EXERCISE INSTRUCTIONS: Below are some entries. Work out how many of their lines hold the word "Magistrates", and write that number alone.
····················
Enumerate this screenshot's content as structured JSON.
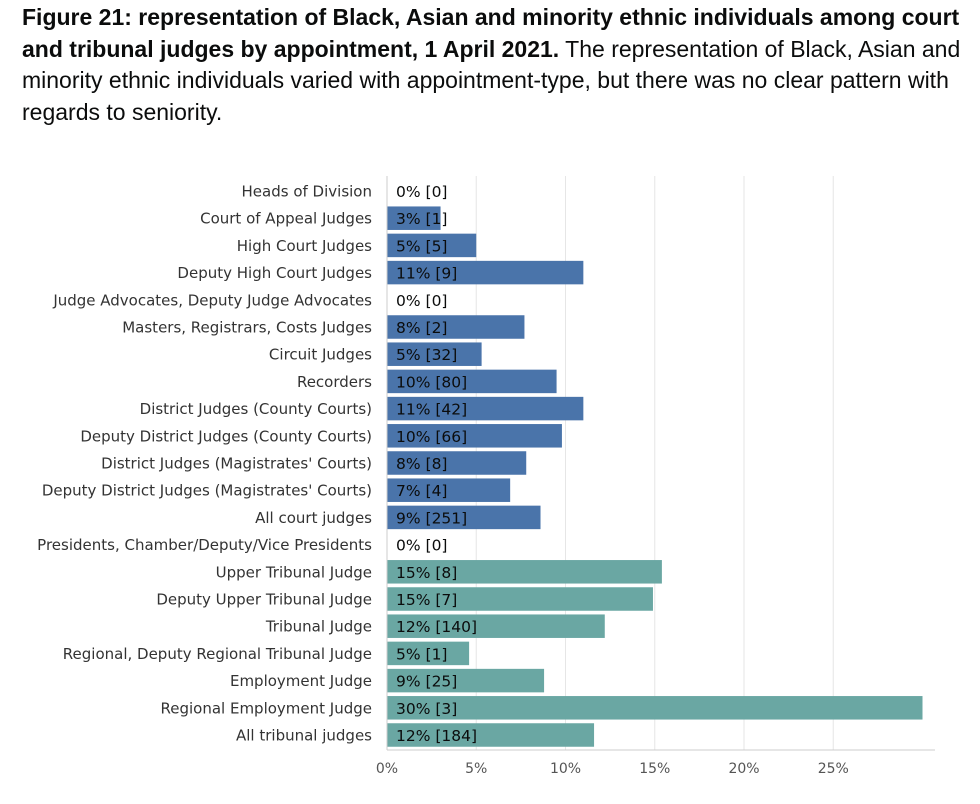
{
  "figure": {
    "title": "Figure 21: representation of Black, Asian and minority ethnic individuals among court and tribunal judges by appointment, 1 April 2021.",
    "description": "The representation of Black, Asian and minority ethnic individuals varied with appointment-type, but there was no clear pattern with regards to seniority."
  },
  "colors": {
    "court": "#4a74aa",
    "tribunal": "#6aa7a3",
    "grid": "#e6e6e6",
    "axis": "#cccccc",
    "text": "#0b0c0c"
  },
  "chart_data": {
    "type": "bar",
    "orientation": "horizontal",
    "title": "Figure 21: representation of Black, Asian and minority ethnic individuals among court and tribunal judges by appointment, 1 April 2021.",
    "xlabel": "",
    "ylabel": "",
    "xlim": [
      0,
      30
    ],
    "grid": true,
    "x_ticks": [
      0,
      5,
      10,
      15,
      20,
      25
    ],
    "x_tick_labels": [
      "0%",
      "5%",
      "10%",
      "15%",
      "20%",
      "25%"
    ],
    "categories": [
      "Heads of Division",
      "Court of Appeal Judges",
      "High Court Judges",
      "Deputy High Court Judges",
      "Judge Advocates, Deputy Judge Advocates",
      "Masters, Registrars, Costs Judges",
      "Circuit Judges",
      "Recorders",
      "District Judges (County Courts)",
      "Deputy District Judges (County Courts)",
      "District Judges (Magistrates' Courts)",
      "Deputy District Judges (Magistrates' Courts)",
      "All court judges",
      "Presidents, Chamber/Deputy/Vice Presidents",
      "Upper Tribunal Judge",
      "Deputy Upper Tribunal Judge",
      "Tribunal Judge",
      "Regional, Deputy Regional Tribunal Judge",
      "Employment Judge",
      "Regional Employment Judge",
      "All tribunal judges"
    ],
    "values": [
      0,
      3,
      5,
      11,
      0,
      7.7,
      5.3,
      9.5,
      11,
      9.8,
      7.8,
      6.9,
      8.6,
      0,
      15.4,
      14.9,
      12.2,
      4.6,
      8.8,
      30,
      11.6
    ],
    "data_labels": [
      "0% [0]",
      "3% [1]",
      "5% [5]",
      "11% [9]",
      "0% [0]",
      "8% [2]",
      "5% [32]",
      "10% [80]",
      "11% [42]",
      "10% [66]",
      "8% [8]",
      "7% [4]",
      "9% [251]",
      "0% [0]",
      "15% [8]",
      "15% [7]",
      "12% [140]",
      "5% [1]",
      "9% [25]",
      "30% [3]",
      "12% [184]"
    ],
    "groups": [
      "court",
      "court",
      "court",
      "court",
      "court",
      "court",
      "court",
      "court",
      "court",
      "court",
      "court",
      "court",
      "court",
      "tribunal",
      "tribunal",
      "tribunal",
      "tribunal",
      "tribunal",
      "tribunal",
      "tribunal",
      "tribunal"
    ]
  }
}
····················
RESPONSE TO THIS EXERCISE: 2